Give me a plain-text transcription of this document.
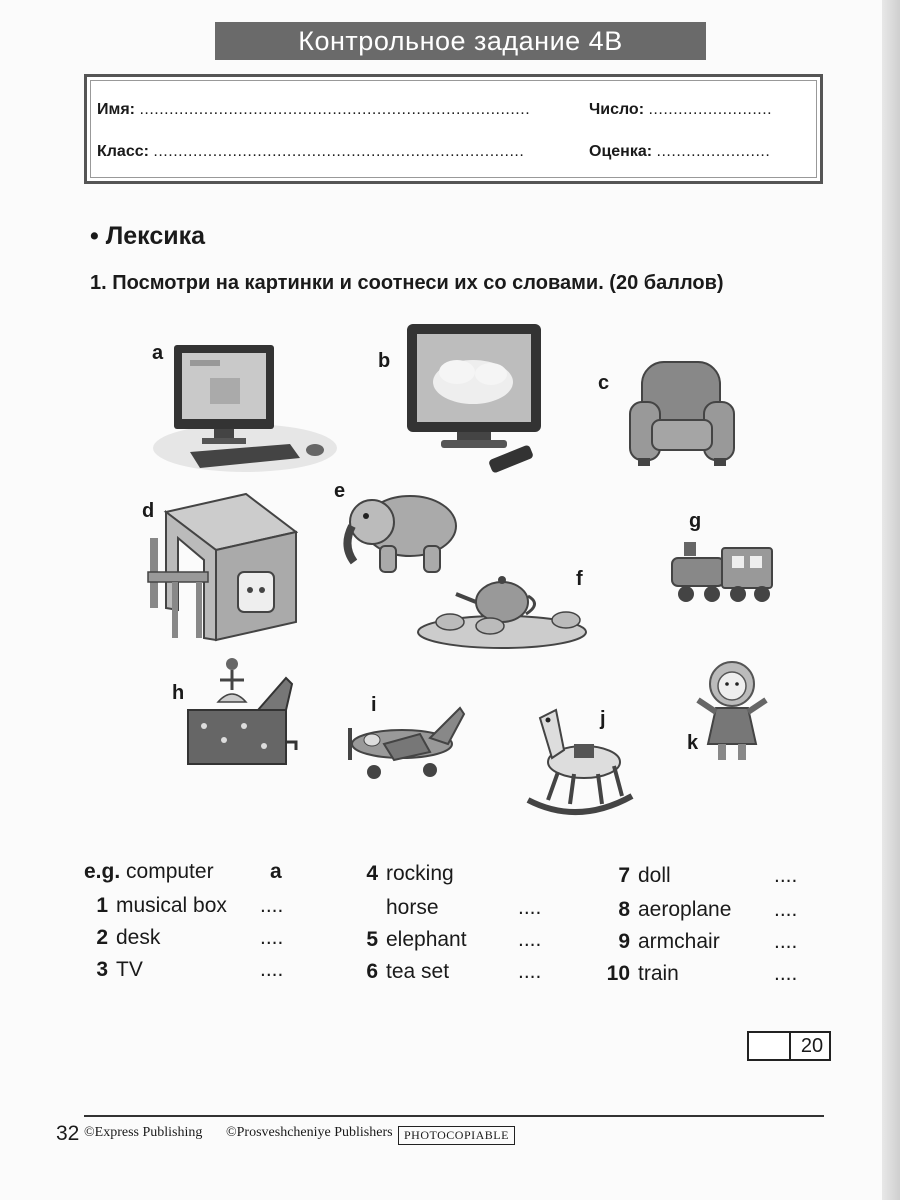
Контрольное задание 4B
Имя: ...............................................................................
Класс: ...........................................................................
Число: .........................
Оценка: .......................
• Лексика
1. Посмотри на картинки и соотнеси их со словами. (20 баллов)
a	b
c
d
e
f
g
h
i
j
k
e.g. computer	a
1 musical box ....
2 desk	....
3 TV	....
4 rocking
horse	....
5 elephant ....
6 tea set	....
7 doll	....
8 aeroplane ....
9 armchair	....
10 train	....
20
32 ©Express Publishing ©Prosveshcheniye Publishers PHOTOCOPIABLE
______
● **Prompt**: Repeat each entry above word for word, leaving every picture out.

● **Exercise solution**:
Give me a plain-text transcription of this document.
Контрольное задание 4B
Имя: ...............................................................................
Класс: ...........................................................................
Число: .........................
Оценка: .......................
• Лексика
1. Посмотри на картинки и соотнеси их со словами. (20 баллов)
a	b
c
d
e
f
g
h
i
j
k
e.g. computer	a
1 musical box ....
2 desk	....
3 TV	....
4 rocking
horse	....
5 elephant ....
6 tea set	....
7 doll	....
8 aeroplane ....
9 armchair	....
10 train	....
20
32 ©Express Publishing ©Prosveshcheniye Publishers PHOTOCOPIABLE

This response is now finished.